Data excerpts
⟨
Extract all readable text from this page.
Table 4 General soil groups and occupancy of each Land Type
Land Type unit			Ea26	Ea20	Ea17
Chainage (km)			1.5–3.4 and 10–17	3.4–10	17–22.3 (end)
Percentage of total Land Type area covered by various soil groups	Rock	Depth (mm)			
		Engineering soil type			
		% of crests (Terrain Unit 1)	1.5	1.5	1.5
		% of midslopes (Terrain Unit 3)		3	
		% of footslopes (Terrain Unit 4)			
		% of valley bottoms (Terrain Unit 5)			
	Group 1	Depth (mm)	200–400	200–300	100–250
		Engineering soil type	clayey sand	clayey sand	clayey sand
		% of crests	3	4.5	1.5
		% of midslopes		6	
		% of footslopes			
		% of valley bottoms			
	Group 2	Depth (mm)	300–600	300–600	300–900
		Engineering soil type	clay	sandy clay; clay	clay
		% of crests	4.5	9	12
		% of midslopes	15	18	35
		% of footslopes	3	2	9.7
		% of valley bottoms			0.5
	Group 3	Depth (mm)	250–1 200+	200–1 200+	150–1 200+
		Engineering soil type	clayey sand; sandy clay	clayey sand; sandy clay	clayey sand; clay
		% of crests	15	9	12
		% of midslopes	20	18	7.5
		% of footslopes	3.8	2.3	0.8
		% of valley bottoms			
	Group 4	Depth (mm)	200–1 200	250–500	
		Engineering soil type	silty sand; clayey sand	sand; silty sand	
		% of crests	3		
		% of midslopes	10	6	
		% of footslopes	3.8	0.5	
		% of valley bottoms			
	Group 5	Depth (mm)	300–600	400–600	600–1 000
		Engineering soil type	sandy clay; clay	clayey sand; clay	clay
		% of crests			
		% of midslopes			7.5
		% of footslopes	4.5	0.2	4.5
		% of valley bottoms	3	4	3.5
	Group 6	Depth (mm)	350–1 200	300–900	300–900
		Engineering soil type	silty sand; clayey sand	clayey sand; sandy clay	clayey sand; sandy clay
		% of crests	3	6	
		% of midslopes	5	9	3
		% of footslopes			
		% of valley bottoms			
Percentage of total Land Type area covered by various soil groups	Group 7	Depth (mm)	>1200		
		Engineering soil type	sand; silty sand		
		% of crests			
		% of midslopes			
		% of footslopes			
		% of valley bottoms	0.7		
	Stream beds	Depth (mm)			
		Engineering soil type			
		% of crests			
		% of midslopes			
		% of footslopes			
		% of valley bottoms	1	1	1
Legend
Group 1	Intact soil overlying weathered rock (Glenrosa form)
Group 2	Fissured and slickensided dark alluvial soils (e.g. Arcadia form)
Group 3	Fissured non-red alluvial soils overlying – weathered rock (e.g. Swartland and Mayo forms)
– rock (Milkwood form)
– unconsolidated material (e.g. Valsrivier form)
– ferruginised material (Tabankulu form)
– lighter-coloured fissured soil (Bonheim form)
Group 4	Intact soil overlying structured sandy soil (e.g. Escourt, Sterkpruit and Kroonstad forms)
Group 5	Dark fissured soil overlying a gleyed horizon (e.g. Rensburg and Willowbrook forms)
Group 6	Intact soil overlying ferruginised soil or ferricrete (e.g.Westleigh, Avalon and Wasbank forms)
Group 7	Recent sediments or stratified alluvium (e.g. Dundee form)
⟩
• [Your objective] Reproduce each record exactly, leaving nothing out.

• [Full output]
Extract all readable text from this page.
Table 4 General soil groups and occupancy of each Land Type
Land Type unit			Ea26	Ea20	Ea17
Chainage (km)			1.5–3.4 and 10–17	3.4–10	17–22.3 (end)
Percentage of total Land Type area covered by various soil groups	Rock	Depth (mm)			
		Engineering soil type			
		% of crests (Terrain Unit 1)	1.5	1.5	1.5
		% of midslopes (Terrain Unit 3)		3	
		% of footslopes (Terrain Unit 4)			
		% of valley bottoms (Terrain Unit 5)			
	Group 1	Depth (mm)	200–400	200–300	100–250
		Engineering soil type	clayey sand	clayey sand	clayey sand
		% of crests	3	4.5	1.5
		% of midslopes		6	
		% of footslopes			
		% of valley bottoms			
	Group 2	Depth (mm)	300–600	300–600	300–900
		Engineering soil type	clay	sandy clay; clay	clay
		% of crests	4.5	9	12
		% of midslopes	15	18	35
		% of footslopes	3	2	9.7
		% of valley bottoms			0.5
	Group 3	Depth (mm)	250–1 200+	200–1 200+	150–1 200+
		Engineering soil type	clayey sand; sandy clay	clayey sand; sandy clay	clayey sand; clay
		% of crests	15	9	12
		% of midslopes	20	18	7.5
		% of footslopes	3.8	2.3	0.8
		% of valley bottoms			
	Group 4	Depth (mm)	200–1 200	250–500	
		Engineering soil type	silty sand; clayey sand	sand; silty sand	
		% of crests	3		
		% of midslopes	10	6	
		% of footslopes	3.8	0.5	
		% of valley bottoms			
	Group 5	Depth (mm)	300–600	400–600	600–1 000
		Engineering soil type	sandy clay; clay	clayey sand; clay	clay
		% of crests			
		% of midslopes			7.5
		% of footslopes	4.5	0.2	4.5
		% of valley bottoms	3	4	3.5
	Group 6	Depth (mm)	350–1 200	300–900	300–900
		Engineering soil type	silty sand; clayey sand	clayey sand; sandy clay	clayey sand; sandy clay
		% of crests	3	6	
		% of midslopes	5	9	3
		% of footslopes			
		% of valley bottoms			
Percentage of total Land Type area covered by various soil groups	Group 7	Depth (mm)	>1200		
		Engineering soil type	sand; silty sand		
		% of crests			
		% of midslopes			
		% of footslopes			
		% of valley bottoms	0.7		
	Stream beds	Depth (mm)			
		Engineering soil type			
		% of crests			
		% of midslopes			
		% of footslopes			
		% of valley bottoms	1	1	1
Legend
Group 1	Intact soil overlying weathered rock (Glenrosa form)
Group 2	Fissured and slickensided dark alluvial soils (e.g. Arcadia form)
Group 3	Fissured non-red alluvial soils overlying – weathered rock (e.g. Swartland and Mayo forms)
– rock (Milkwood form)
– unconsolidated material (e.g. Valsrivier form)
– ferruginised material (Tabankulu form)
– lighter-coloured fissured soil (Bonheim form)
Group 4	Intact soil overlying structured sandy soil (e.g. Escourt, Sterkpruit and Kroonstad forms)
Group 5	Dark fissured soil overlying a gleyed horizon (e.g. Rensburg and Willowbrook forms)
Group 6	Intact soil overlying ferruginised soil or ferricrete (e.g.Westleigh, Avalon and Wasbank forms)
Group 7	Recent sediments or stratified alluvium (e.g. Dundee form)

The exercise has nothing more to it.